◆ Short task ◆
Extract, from the listing that follows, each line containing the word "this".

◆ Extracted records ◆

+-------+

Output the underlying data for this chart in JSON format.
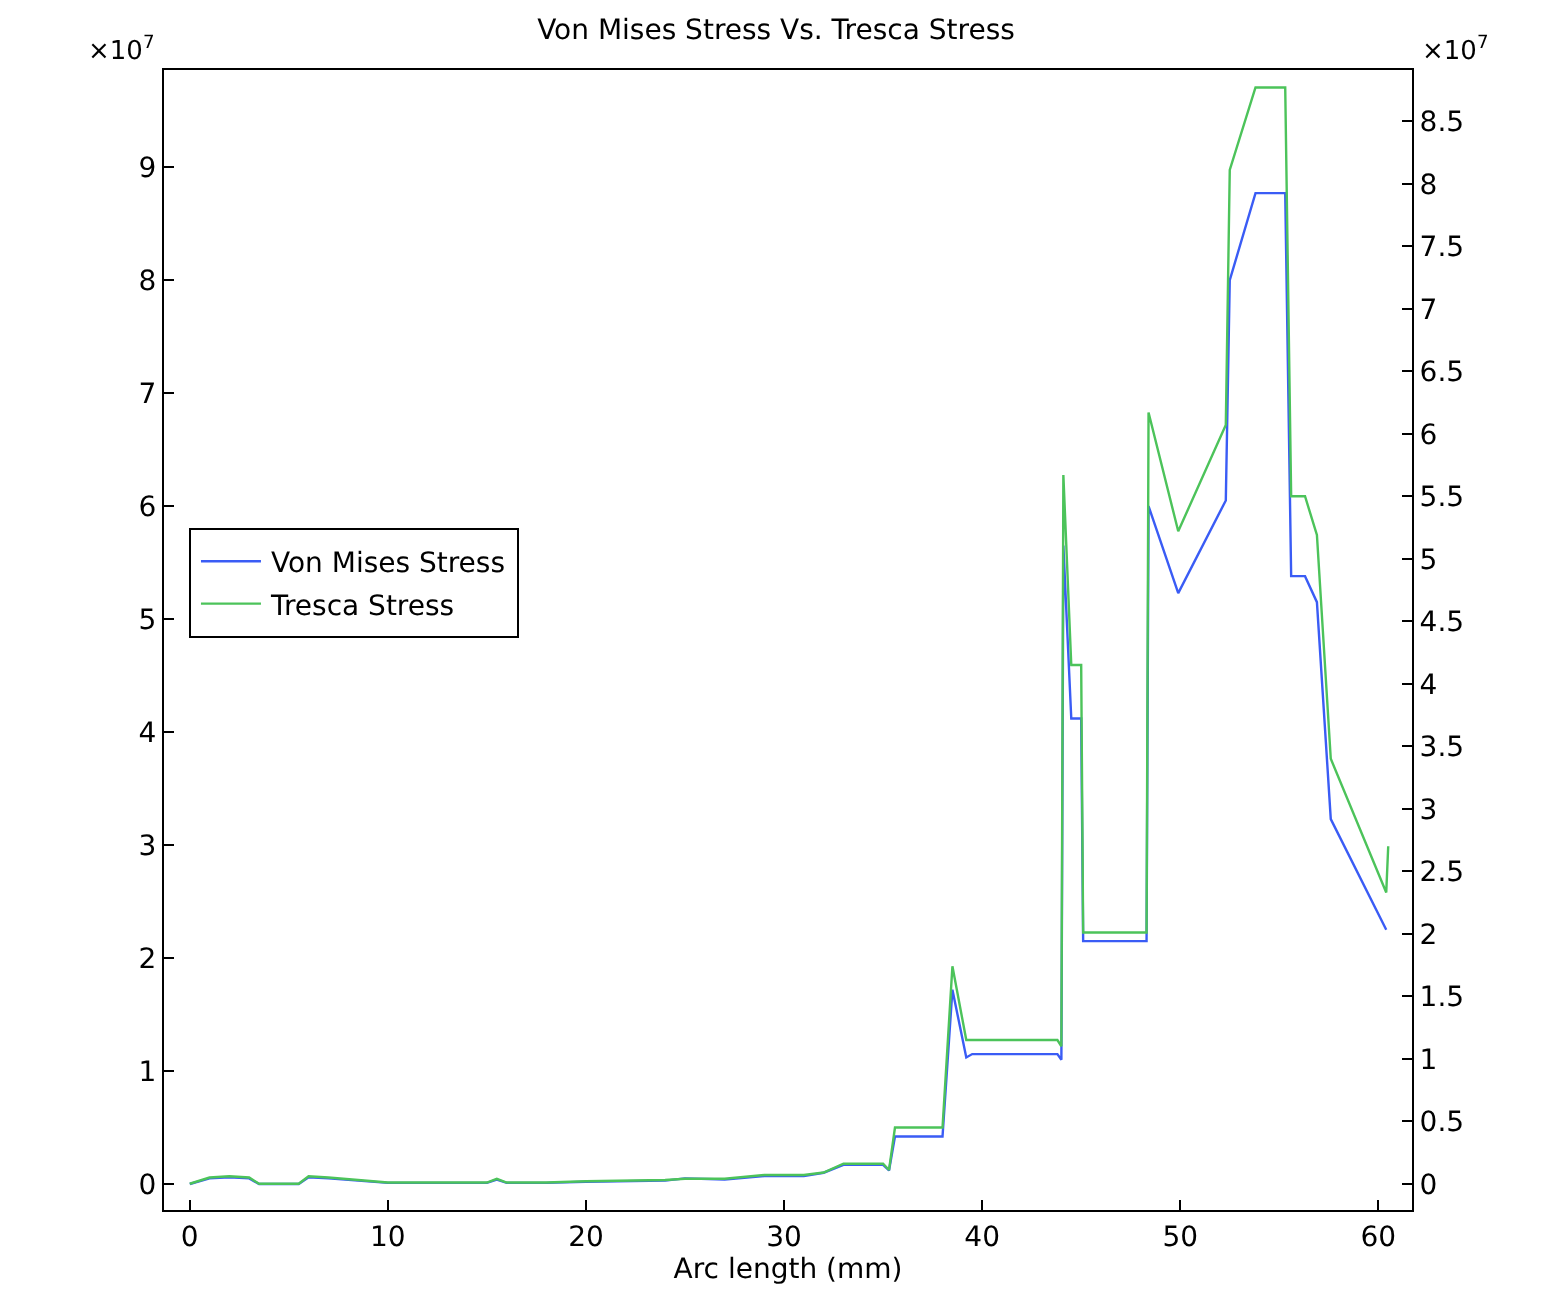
{
  "chart_data": {
    "type": "line",
    "title": "Von Mises Stress Vs. Tresca Stress",
    "xlabel": "Arc length (mm)",
    "annotations": [
      "×10$^{7}$",
      "×10$^{7}$"
    ],
    "xlim": [
      -1.3,
      61.7
    ],
    "xticks": [
      0,
      10,
      20,
      30,
      40,
      50,
      60
    ],
    "ylim": [
      -0.23,
      9.86
    ],
    "yticks": [
      0,
      1,
      2,
      3,
      4,
      5,
      6,
      7,
      8,
      9
    ],
    "y2lim": [
      -0.21,
      8.91
    ],
    "y2ticks": [
      0,
      0.5,
      1,
      1.5,
      2,
      2.5,
      3,
      3.5,
      4,
      4.5,
      5,
      5.5,
      6,
      6.5,
      7,
      7.5,
      8,
      8.5
    ],
    "legend": "left",
    "marker": "none",
    "line_style": "solid",
    "series": [
      {
        "name": "Von Mises Stress",
        "color": "#3a5cf5",
        "x": [
          0,
          1,
          2,
          3,
          3.5,
          5.5,
          6,
          7,
          10,
          15,
          15.5,
          16,
          18,
          20,
          24,
          25,
          27,
          29,
          31,
          32,
          33,
          35,
          35.3,
          35.6,
          38,
          38.5,
          39.2,
          39.5,
          43.8,
          44,
          44.1,
          44.5,
          45,
          45.1,
          48.3,
          48.4,
          49.9,
          52.3,
          52.5,
          53.8,
          55.3,
          55.6,
          56.3,
          56.9,
          57.6,
          60.4
        ],
        "values": [
          0,
          0.05,
          0.06,
          0.05,
          0,
          0,
          0.06,
          0.05,
          0.01,
          0.01,
          0.04,
          0.01,
          0.01,
          0.02,
          0.03,
          0.05,
          0.04,
          0.07,
          0.07,
          0.1,
          0.17,
          0.17,
          0.12,
          0.42,
          0.42,
          1.72,
          1.12,
          1.15,
          1.15,
          1.1,
          5.65,
          4.12,
          4.12,
          2.15,
          2.15,
          6.0,
          5.23,
          6.05,
          8.0,
          8.77,
          8.77,
          5.38,
          5.38,
          5.15,
          3.23,
          2.25
        ]
      },
      {
        "name": "Tresca Stress",
        "color": "#4cc35a",
        "axis": "y2",
        "x": [
          0,
          1,
          2,
          3,
          3.5,
          5.5,
          6,
          7,
          10,
          15,
          15.5,
          16,
          18,
          20,
          24,
          25,
          27,
          29,
          31,
          32,
          33,
          35,
          35.3,
          35.6,
          38,
          38.5,
          39.2,
          43.8,
          44,
          44.1,
          44.5,
          45,
          45.1,
          48.3,
          48.4,
          49.9,
          52.3,
          52.5,
          53.8,
          55.3,
          55.6,
          56.3,
          56.9,
          57.6,
          60.4,
          60.5
        ],
        "values": [
          0,
          0.05,
          0.06,
          0.05,
          0,
          0,
          0.06,
          0.05,
          0.01,
          0.01,
          0.04,
          0.01,
          0.01,
          0.02,
          0.03,
          0.04,
          0.04,
          0.07,
          0.07,
          0.09,
          0.16,
          0.16,
          0.11,
          0.45,
          0.45,
          1.74,
          1.15,
          1.15,
          1.1,
          5.67,
          4.15,
          4.15,
          2.01,
          2.01,
          6.17,
          5.22,
          6.07,
          8.11,
          8.77,
          8.77,
          5.5,
          5.5,
          5.19,
          3.4,
          2.33,
          2.7
        ]
      }
    ]
  }
}
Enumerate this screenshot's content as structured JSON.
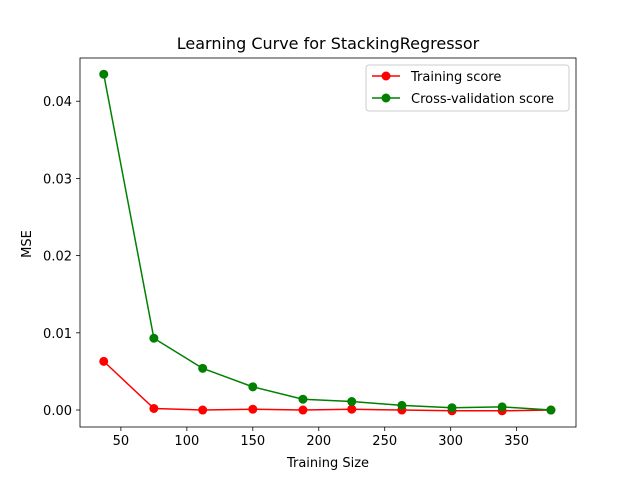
{
  "chart_data": {
    "type": "line",
    "title": "Learning Curve for StackingRegressor",
    "xlabel": "Training Size",
    "ylabel": "MSE",
    "xlim": [
      19,
      395
    ],
    "ylim": [
      -0.0022,
      0.0456
    ],
    "x": [
      37,
      75,
      112,
      150,
      188,
      225,
      263,
      301,
      339,
      376
    ],
    "x_ticks": [
      50,
      100,
      150,
      200,
      250,
      300,
      350
    ],
    "y_ticks": [
      0.0,
      0.01,
      0.02,
      0.03,
      0.04
    ],
    "y_tick_labels": [
      "0.00",
      "0.01",
      "0.02",
      "0.03",
      "0.04"
    ],
    "legend_position": "top-right",
    "grid": false,
    "series": [
      {
        "name": "Training score",
        "color": "#ff0000",
        "marker": "circle",
        "values": [
          0.0063,
          0.0002,
          0.0,
          0.0001,
          0.0,
          0.0001,
          0.0,
          -0.0001,
          -0.0001,
          0.0
        ]
      },
      {
        "name": "Cross-validation score",
        "color": "#008000",
        "marker": "circle",
        "values": [
          0.0435,
          0.0093,
          0.0054,
          0.003,
          0.0014,
          0.0011,
          0.0006,
          0.0003,
          0.0004,
          0.0
        ]
      }
    ]
  }
}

+-------+

◆ Right answer ◆
Output the underlying data for this chart in JSON format.
Enumerate this screenshot's content as structured JSON.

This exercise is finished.